What to work on: For the data below, report the number of lines that contain the string "Услуги" and nothing else.

Stored rows:
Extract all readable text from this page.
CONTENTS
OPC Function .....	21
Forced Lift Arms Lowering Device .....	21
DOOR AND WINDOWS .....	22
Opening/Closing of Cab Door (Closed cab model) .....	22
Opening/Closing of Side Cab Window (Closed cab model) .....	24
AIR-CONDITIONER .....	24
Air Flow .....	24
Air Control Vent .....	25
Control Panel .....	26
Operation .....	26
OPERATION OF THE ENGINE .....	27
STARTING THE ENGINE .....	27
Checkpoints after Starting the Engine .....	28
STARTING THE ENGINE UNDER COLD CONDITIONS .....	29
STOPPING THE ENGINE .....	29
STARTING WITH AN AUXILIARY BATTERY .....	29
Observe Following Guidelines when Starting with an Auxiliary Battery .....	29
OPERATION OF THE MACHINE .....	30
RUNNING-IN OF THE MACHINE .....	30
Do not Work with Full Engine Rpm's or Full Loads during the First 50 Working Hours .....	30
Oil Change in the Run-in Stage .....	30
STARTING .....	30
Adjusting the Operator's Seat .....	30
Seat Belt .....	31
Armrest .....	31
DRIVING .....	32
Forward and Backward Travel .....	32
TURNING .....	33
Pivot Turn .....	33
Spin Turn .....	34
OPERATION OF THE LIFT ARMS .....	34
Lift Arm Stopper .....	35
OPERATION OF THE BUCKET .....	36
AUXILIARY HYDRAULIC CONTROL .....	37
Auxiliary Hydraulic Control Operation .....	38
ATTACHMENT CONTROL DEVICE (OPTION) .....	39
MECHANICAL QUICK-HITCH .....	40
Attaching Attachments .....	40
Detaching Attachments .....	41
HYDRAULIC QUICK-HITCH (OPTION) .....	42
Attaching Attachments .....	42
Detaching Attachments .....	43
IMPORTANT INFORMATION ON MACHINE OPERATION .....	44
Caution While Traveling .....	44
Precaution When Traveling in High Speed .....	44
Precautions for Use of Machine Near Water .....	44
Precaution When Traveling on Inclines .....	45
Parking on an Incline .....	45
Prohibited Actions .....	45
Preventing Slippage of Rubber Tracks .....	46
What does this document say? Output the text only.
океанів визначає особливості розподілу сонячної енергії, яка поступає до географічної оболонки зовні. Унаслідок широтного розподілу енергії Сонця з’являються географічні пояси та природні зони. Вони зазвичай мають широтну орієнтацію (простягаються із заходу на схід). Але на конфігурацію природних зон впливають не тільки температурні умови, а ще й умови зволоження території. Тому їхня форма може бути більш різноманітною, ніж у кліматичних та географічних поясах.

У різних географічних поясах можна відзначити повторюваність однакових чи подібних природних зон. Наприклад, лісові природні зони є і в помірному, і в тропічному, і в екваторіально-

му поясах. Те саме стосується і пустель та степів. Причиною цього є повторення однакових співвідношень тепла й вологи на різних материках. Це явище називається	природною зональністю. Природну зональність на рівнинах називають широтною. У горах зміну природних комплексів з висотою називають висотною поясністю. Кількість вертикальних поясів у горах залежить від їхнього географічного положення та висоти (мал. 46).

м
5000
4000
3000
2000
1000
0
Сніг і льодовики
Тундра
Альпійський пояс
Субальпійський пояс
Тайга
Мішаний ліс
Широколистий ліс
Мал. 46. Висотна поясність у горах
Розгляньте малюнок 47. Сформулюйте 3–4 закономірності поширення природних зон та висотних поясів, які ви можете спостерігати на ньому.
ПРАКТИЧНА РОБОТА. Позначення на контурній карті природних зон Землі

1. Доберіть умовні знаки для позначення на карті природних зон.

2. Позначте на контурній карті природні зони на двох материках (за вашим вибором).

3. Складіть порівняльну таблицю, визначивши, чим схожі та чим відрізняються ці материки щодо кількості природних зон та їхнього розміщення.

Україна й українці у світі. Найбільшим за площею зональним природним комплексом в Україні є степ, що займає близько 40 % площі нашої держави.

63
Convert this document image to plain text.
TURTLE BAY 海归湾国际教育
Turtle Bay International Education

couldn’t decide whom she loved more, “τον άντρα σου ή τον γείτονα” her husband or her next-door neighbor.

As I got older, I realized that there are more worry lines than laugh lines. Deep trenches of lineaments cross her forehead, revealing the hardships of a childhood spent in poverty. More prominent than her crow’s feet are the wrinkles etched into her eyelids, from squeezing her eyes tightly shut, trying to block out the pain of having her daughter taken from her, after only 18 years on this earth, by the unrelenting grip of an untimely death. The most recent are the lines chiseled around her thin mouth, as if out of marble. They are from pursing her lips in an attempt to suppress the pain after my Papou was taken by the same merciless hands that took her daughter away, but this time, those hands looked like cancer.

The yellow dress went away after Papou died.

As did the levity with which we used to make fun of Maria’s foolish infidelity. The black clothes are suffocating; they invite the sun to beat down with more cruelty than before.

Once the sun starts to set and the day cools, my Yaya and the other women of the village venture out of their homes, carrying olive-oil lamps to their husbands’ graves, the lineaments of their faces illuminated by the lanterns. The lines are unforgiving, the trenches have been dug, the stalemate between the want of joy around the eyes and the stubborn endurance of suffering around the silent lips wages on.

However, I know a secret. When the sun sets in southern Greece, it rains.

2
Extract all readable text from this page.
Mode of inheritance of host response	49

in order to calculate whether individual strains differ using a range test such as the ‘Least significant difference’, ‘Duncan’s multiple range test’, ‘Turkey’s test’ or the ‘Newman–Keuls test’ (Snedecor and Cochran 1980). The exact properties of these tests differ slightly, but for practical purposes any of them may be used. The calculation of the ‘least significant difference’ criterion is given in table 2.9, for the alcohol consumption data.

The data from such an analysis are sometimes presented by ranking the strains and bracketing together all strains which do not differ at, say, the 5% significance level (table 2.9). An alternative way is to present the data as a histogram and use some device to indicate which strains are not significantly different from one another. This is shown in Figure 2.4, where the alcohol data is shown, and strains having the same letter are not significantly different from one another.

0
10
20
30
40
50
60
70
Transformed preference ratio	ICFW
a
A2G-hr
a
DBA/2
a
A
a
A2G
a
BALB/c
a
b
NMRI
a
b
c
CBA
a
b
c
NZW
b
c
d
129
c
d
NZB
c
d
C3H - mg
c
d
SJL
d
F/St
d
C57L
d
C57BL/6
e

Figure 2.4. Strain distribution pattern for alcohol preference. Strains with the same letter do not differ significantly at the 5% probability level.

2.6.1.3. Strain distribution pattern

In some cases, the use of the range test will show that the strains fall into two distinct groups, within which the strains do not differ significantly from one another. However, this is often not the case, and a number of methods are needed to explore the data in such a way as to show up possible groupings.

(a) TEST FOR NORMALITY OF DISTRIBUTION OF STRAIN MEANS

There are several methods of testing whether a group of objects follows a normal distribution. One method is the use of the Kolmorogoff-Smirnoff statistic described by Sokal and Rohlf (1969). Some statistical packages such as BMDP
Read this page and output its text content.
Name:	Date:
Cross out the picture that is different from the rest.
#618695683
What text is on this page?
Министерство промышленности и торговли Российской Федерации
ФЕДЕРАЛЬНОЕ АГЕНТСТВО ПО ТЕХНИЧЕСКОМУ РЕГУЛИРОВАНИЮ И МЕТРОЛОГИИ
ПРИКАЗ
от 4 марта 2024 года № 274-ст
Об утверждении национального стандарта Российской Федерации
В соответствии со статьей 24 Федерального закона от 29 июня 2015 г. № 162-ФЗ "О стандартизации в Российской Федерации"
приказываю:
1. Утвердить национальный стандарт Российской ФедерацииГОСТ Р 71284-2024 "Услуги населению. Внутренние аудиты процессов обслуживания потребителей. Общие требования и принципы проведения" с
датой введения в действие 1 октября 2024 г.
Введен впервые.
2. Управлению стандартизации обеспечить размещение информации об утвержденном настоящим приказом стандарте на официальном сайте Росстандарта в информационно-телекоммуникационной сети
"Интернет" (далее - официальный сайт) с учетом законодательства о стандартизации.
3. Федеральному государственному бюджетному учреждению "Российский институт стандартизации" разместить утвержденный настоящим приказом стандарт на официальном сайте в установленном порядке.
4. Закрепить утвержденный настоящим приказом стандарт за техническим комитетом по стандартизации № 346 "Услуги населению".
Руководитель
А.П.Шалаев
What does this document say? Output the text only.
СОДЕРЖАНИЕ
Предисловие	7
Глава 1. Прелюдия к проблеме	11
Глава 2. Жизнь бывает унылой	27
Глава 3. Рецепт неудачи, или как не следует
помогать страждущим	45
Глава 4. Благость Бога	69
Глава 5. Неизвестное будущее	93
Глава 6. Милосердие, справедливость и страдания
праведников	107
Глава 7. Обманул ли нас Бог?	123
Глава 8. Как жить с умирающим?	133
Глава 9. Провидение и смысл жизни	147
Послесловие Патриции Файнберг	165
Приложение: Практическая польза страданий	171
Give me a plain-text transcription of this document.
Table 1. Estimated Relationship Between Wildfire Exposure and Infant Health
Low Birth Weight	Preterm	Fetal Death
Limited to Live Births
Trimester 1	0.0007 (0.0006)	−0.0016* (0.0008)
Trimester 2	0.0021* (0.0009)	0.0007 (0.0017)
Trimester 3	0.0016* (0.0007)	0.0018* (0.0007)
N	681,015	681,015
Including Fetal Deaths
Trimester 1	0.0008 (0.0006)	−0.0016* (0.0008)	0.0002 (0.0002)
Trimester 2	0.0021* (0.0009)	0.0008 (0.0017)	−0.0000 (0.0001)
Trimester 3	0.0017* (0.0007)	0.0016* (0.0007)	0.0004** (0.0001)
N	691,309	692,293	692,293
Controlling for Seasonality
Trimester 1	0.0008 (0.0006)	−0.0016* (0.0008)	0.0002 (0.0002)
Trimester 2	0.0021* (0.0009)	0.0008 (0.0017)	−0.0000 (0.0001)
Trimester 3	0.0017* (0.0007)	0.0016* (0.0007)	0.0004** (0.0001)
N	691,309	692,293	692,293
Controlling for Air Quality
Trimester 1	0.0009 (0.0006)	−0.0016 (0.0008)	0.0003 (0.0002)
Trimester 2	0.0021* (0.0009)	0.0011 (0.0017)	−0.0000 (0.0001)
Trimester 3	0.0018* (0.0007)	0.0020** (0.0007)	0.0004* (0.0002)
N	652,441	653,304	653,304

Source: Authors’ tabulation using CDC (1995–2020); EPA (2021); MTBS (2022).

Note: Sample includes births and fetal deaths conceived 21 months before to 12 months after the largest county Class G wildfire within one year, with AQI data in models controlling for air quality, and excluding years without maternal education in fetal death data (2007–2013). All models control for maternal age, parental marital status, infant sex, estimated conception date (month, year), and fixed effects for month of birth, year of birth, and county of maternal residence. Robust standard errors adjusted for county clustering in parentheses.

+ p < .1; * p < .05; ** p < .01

Exercise answer: 2